---- Extracted entries

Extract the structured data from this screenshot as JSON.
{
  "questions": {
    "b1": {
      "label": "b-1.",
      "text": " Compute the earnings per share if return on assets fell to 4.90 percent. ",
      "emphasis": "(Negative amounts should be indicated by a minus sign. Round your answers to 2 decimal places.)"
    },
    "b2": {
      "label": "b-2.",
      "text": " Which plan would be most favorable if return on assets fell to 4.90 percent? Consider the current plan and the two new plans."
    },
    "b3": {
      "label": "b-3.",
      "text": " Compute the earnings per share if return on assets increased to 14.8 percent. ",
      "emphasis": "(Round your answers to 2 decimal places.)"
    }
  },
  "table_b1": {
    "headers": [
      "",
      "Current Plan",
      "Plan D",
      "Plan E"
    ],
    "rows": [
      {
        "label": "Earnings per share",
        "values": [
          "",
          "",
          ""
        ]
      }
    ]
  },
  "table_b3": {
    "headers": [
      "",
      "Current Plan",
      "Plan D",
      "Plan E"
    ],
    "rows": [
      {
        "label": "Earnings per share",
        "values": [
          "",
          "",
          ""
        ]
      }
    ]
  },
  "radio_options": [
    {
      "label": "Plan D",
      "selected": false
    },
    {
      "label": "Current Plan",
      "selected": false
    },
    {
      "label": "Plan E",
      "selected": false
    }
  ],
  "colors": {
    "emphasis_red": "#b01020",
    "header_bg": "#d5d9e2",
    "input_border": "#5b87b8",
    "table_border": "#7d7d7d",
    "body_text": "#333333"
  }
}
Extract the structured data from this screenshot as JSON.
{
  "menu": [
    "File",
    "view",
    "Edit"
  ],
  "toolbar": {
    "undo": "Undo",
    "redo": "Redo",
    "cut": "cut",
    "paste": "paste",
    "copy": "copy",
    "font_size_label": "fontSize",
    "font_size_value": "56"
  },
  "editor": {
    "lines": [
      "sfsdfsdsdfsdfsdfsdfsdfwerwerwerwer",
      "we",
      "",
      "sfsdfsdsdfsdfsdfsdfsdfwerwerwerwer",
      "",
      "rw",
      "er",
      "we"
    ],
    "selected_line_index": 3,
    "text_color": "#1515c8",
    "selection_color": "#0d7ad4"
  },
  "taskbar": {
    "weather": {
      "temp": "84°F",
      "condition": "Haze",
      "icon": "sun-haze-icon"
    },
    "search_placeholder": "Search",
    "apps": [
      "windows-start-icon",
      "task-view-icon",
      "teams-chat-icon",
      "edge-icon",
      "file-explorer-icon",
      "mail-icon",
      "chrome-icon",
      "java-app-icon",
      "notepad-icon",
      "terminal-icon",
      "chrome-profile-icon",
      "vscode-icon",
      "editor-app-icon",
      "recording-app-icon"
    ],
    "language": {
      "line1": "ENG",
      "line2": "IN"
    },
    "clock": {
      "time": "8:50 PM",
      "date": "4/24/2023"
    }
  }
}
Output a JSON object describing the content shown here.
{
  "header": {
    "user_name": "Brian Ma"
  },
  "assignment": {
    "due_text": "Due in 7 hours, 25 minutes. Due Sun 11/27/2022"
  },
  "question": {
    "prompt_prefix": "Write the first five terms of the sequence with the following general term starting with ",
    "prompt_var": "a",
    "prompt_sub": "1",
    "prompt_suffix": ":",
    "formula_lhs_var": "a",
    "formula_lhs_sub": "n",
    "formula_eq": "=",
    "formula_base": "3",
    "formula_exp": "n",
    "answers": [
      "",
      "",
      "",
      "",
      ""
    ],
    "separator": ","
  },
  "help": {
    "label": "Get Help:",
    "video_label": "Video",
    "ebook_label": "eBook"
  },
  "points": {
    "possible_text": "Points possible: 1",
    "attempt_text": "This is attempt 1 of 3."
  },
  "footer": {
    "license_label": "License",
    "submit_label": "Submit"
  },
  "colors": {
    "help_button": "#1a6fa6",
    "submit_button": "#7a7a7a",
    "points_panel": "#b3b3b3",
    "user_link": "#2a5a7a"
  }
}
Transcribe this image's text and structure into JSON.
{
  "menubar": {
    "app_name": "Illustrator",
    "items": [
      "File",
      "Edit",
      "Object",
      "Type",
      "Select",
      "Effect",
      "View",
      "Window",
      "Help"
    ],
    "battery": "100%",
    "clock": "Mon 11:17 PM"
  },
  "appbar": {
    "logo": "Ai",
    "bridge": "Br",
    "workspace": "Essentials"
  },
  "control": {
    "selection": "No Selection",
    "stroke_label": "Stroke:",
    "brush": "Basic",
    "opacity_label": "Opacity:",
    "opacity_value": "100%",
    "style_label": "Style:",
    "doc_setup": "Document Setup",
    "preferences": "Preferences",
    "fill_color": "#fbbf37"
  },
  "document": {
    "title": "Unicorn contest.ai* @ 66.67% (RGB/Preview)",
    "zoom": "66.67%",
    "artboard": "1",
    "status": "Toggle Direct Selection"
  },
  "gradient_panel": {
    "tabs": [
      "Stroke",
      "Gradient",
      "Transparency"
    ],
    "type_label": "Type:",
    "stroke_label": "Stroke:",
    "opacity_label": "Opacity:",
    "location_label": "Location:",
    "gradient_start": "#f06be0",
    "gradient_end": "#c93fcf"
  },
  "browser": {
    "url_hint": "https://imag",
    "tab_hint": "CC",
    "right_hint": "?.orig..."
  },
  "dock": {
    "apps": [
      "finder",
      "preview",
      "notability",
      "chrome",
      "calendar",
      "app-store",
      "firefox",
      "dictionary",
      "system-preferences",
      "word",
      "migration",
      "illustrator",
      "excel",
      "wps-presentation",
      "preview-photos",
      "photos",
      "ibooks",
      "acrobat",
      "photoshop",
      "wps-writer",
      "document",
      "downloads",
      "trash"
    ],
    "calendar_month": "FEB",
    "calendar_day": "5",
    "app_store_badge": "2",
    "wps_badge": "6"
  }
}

--------

→ The request: Write out every line of the listing that holds the word "JSON".

→ Written solution:
Extract the structured data from this screenshot as JSON.
Extract the structured data from this screenshot as JSON.
Output a JSON object describing the content shown here.
Transcribe this image's text and structure into JSON.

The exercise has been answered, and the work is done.